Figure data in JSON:
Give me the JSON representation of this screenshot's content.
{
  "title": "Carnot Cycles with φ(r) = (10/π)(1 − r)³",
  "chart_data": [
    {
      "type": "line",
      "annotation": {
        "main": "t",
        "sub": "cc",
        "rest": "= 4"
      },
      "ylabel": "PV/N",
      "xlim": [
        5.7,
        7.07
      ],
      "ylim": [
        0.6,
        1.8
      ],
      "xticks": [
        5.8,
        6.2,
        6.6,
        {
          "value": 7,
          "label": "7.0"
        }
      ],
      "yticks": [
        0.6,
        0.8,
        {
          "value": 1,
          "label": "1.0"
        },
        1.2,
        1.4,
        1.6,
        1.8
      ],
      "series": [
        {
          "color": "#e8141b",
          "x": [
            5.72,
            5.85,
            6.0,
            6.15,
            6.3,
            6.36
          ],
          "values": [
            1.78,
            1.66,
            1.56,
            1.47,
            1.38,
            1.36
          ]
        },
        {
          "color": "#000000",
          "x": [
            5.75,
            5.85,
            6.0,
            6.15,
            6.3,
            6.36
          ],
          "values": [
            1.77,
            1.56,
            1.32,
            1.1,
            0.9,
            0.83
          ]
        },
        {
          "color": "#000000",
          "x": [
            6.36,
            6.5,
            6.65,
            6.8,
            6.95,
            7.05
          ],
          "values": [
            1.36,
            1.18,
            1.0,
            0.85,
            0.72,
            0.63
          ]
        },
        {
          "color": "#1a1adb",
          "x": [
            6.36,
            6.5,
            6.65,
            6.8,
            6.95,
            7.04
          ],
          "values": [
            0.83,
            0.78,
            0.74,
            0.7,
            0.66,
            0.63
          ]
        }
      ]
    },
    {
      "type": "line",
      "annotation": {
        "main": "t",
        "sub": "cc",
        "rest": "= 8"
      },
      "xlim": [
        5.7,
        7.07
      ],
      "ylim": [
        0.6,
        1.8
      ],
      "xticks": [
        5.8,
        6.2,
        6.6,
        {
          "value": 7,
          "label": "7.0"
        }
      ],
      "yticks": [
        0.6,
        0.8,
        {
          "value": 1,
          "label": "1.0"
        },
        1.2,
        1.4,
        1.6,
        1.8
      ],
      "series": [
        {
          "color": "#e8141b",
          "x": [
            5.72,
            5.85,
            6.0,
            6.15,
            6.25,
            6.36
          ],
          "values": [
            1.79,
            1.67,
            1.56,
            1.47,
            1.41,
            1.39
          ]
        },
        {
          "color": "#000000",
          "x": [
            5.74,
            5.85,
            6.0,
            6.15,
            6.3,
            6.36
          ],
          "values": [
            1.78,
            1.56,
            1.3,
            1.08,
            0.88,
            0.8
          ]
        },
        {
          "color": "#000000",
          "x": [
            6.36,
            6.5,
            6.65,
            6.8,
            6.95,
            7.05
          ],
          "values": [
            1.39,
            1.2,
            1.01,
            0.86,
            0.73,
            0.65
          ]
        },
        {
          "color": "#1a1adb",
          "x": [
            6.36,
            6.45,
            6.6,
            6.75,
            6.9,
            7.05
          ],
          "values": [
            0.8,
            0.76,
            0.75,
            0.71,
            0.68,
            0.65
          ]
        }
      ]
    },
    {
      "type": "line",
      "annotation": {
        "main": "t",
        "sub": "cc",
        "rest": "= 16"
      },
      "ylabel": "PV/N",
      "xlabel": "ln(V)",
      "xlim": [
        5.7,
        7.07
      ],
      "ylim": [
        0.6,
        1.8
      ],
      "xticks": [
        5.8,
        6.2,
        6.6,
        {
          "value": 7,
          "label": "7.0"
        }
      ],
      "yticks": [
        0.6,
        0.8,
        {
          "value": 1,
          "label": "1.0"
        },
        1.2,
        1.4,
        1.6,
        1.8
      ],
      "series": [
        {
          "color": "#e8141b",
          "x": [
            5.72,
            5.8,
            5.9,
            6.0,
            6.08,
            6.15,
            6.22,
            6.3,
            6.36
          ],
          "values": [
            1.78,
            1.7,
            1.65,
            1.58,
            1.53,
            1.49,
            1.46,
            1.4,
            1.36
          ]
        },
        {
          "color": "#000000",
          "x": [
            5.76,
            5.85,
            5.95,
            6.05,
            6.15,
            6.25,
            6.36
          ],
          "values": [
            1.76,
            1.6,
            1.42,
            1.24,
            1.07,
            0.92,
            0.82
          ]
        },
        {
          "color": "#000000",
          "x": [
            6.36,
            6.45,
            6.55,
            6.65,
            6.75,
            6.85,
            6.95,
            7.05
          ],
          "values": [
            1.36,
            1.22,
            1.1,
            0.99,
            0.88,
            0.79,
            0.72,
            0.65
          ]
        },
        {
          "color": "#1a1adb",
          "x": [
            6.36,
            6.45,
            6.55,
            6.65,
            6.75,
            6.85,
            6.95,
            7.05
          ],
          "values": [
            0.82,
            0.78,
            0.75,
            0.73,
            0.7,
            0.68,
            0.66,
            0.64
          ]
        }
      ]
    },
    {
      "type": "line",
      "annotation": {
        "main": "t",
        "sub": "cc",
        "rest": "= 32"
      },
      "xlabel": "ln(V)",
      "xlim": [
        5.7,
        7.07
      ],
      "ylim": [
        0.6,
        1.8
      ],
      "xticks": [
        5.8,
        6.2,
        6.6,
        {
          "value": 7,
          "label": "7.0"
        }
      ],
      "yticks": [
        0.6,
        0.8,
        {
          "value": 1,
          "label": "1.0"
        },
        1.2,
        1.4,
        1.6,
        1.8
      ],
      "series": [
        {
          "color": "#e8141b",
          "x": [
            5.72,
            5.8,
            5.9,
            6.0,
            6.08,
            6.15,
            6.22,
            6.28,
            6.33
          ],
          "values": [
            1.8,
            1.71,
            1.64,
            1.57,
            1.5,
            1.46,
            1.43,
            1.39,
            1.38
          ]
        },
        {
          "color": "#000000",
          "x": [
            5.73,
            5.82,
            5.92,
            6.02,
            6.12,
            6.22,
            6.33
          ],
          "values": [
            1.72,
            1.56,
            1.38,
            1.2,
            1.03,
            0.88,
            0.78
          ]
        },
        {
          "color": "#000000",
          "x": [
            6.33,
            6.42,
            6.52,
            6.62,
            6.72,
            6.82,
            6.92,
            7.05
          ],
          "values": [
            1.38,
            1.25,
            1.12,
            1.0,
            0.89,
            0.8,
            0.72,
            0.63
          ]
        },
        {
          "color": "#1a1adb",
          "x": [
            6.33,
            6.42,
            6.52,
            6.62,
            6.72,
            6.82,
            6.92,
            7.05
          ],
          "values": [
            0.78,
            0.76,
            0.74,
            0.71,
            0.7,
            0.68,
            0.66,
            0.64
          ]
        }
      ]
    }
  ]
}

▸ **Job**
Write down every line of the data exactly as it appears above.

▸ **Written response**
Give me the JSON representation of this screenshot's content.
{
  "title": "Carnot Cycles with φ(r) = (10/π)(1 − r)³",
  "chart_data": [
    {
      "type": "line",
      "annotation": {
        "main": "t",
        "sub": "cc",
        "rest": "= 4"
      },
      "ylabel": "PV/N",
      "xlim": [
        5.7,
        7.07
      ],
      "ylim": [
        0.6,
        1.8
      ],
      "xticks": [
        5.8,
        6.2,
        6.6,
        {
          "value": 7,
          "label": "7.0"
        }
      ],
      "yticks": [
        0.6,
        0.8,
        {
          "value": 1,
          "label": "1.0"
        },
        1.2,
        1.4,
        1.6,
        1.8
      ],
      "series": [
        {
          "color": "#e8141b",
          "x": [
            5.72,
            5.85,
            6.0,
            6.15,
            6.3,
            6.36
          ],
          "values": [
            1.78,
            1.66,
            1.56,
            1.47,
            1.38,
            1.36
          ]
        },
        {
          "color": "#000000",
          "x": [
            5.75,
            5.85,
            6.0,
            6.15,
            6.3,
            6.36
          ],
          "values": [
            1.77,
            1.56,
            1.32,
            1.1,
            0.9,
            0.83
          ]
        },
        {
          "color": "#000000",
          "x": [
            6.36,
            6.5,
            6.65,
            6.8,
            6.95,
            7.05
          ],
          "values": [
            1.36,
            1.18,
            1.0,
            0.85,
            0.72,
            0.63
          ]
        },
        {
          "color": "#1a1adb",
          "x": [
            6.36,
            6.5,
            6.65,
            6.8,
            6.95,
            7.04
          ],
          "values": [
            0.83,
            0.78,
            0.74,
            0.7,
            0.66,
            0.63
          ]
        }
      ]
    },
    {
      "type": "line",
      "annotation": {
        "main": "t",
        "sub": "cc",
        "rest": "= 8"
      },
      "xlim": [
        5.7,
        7.07
      ],
      "ylim": [
        0.6,
        1.8
      ],
      "xticks": [
        5.8,
        6.2,
        6.6,
        {
          "value": 7,
          "label": "7.0"
        }
      ],
      "yticks": [
        0.6,
        0.8,
        {
          "value": 1,
          "label": "1.0"
        },
        1.2,
        1.4,
        1.6,
        1.8
      ],
      "series": [
        {
          "color": "#e8141b",
          "x": [
            5.72,
            5.85,
            6.0,
            6.15,
            6.25,
            6.36
          ],
          "values": [
            1.79,
            1.67,
            1.56,
            1.47,
            1.41,
            1.39
          ]
        },
        {
          "color": "#000000",
          "x": [
            5.74,
            5.85,
            6.0,
            6.15,
            6.3,
            6.36
          ],
          "values": [
            1.78,
            1.56,
            1.3,
            1.08,
            0.88,
            0.8
          ]
        },
        {
          "color": "#000000",
          "x": [
            6.36,
            6.5,
            6.65,
            6.8,
            6.95,
            7.05
          ],
          "values": [
            1.39,
            1.2,
            1.01,
            0.86,
            0.73,
            0.65
          ]
        },
        {
          "color": "#1a1adb",
          "x": [
            6.36,
            6.45,
            6.6,
            6.75,
            6.9,
            7.05
          ],
          "values": [
            0.8,
            0.76,
            0.75,
            0.71,
            0.68,
            0.65
          ]
        }
      ]
    },
    {
      "type": "line",
      "annotation": {
        "main": "t",
        "sub": "cc",
        "rest": "= 16"
      },
      "ylabel": "PV/N",
      "xlabel": "ln(V)",
      "xlim": [
        5.7,
        7.07
      ],
      "ylim": [
        0.6,
        1.8
      ],
      "xticks": [
        5.8,
        6.2,
        6.6,
        {
          "value": 7,
          "label": "7.0"
        }
      ],
      "yticks": [
        0.6,
        0.8,
        {
          "value": 1,
          "label": "1.0"
        },
        1.2,
        1.4,
        1.6,
        1.8
      ],
      "series": [
        {
          "color": "#e8141b",
          "x": [
            5.72,
            5.8,
            5.9,
            6.0,
            6.08,
            6.15,
            6.22,
            6.3,
            6.36
          ],
          "values": [
            1.78,
            1.7,
            1.65,
            1.58,
            1.53,
            1.49,
            1.46,
            1.4,
            1.36
          ]
        },
        {
          "color": "#000000",
          "x": [
            5.76,
            5.85,
            5.95,
            6.05,
            6.15,
            6.25,
            6.36
          ],
          "values": [
            1.76,
            1.6,
            1.42,
            1.24,
            1.07,
            0.92,
            0.82
          ]
        },
        {
          "color": "#000000",
          "x": [
            6.36,
            6.45,
            6.55,
            6.65,
            6.75,
            6.85,
            6.95,
            7.05
          ],
          "values": [
            1.36,
            1.22,
            1.1,
            0.99,
            0.88,
            0.79,
            0.72,
            0.65
          ]
        },
        {
          "color": "#1a1adb",
          "x": [
            6.36,
            6.45,
            6.55,
            6.65,
            6.75,
            6.85,
            6.95,
            7.05
          ],
          "values": [
            0.82,
            0.78,
            0.75,
            0.73,
            0.7,
            0.68,
            0.66,
            0.64
          ]
        }
      ]
    },
    {
      "type": "line",
      "annotation": {
        "main": "t",
        "sub": "cc",
        "rest": "= 32"
      },
      "xlabel": "ln(V)",
      "xlim": [
        5.7,
        7.07
      ],
      "ylim": [
        0.6,
        1.8
      ],
      "xticks": [
        5.8,
        6.2,
        6.6,
        {
          "value": 7,
          "label": "7.0"
        }
      ],
      "yticks": [
        0.6,
        0.8,
        {
          "value": 1,
          "label": "1.0"
        },
        1.2,
        1.4,
        1.6,
        1.8
      ],
      "series": [
        {
          "color": "#e8141b",
          "x": [
            5.72,
            5.8,
            5.9,
            6.0,
            6.08,
            6.15,
            6.22,
            6.28,
            6.33
          ],
          "values": [
            1.8,
            1.71,
            1.64,
            1.57,
            1.5,
            1.46,
            1.43,
            1.39,
            1.38
          ]
        },
        {
          "color": "#000000",
          "x": [
            5.73,
            5.82,
            5.92,
            6.02,
            6.12,
            6.22,
            6.33
          ],
          "values": [
            1.72,
            1.56,
            1.38,
            1.2,
            1.03,
            0.88,
            0.78
          ]
        },
        {
          "color": "#000000",
          "x": [
            6.33,
            6.42,
            6.52,
            6.62,
            6.72,
            6.82,
            6.92,
            7.05
          ],
          "values": [
            1.38,
            1.25,
            1.12,
            1.0,
            0.89,
            0.8,
            0.72,
            0.63
          ]
        },
        {
          "color": "#1a1adb",
          "x": [
            6.33,
            6.42,
            6.52,
            6.62,
            6.72,
            6.82,
            6.92,
            7.05
          ],
          "values": [
            0.78,
            0.76,
            0.74,
            0.71,
            0.7,
            0.68,
            0.66,
            0.64
          ]
        }
      ]
    }
  ]
}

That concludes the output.